-------- Provided entries --------
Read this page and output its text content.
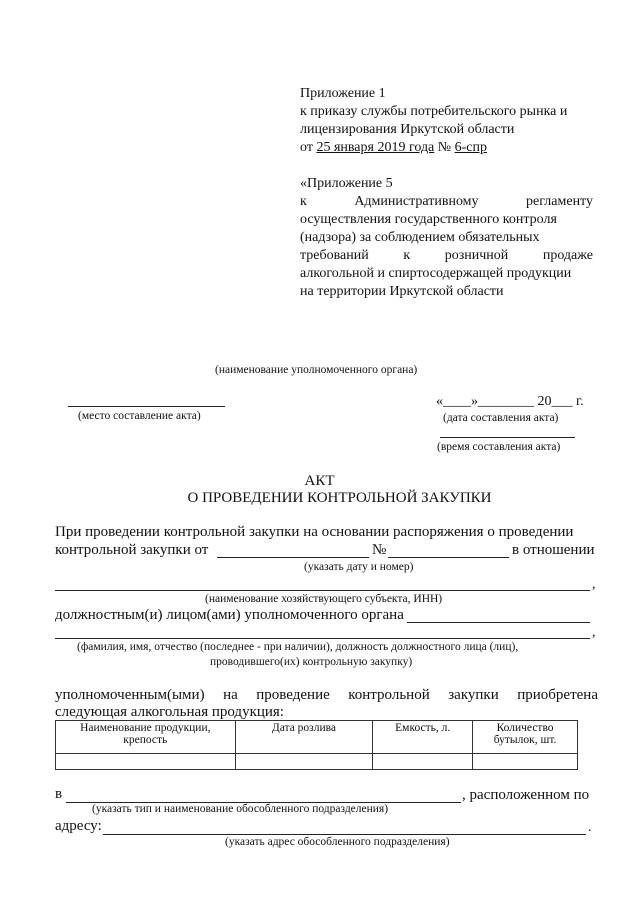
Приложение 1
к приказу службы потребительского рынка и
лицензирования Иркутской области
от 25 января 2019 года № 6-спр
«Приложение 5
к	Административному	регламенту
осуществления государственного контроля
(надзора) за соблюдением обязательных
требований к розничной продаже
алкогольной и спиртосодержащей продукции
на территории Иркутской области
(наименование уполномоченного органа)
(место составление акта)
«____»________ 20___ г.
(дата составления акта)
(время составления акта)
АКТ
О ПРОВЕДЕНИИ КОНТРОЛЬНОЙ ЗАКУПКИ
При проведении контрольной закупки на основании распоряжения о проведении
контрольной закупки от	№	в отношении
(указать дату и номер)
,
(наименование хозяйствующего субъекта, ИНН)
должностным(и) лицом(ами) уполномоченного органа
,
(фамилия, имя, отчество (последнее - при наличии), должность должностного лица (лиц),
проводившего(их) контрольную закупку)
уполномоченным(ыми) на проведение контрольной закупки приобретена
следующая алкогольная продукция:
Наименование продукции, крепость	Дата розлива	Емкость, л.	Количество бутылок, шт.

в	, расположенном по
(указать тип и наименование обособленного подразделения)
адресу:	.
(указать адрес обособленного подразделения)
--------
:: Required work ::
In the entries above, count each line that holds "области". Give the total and nothing else.

:: Exercise output ::
2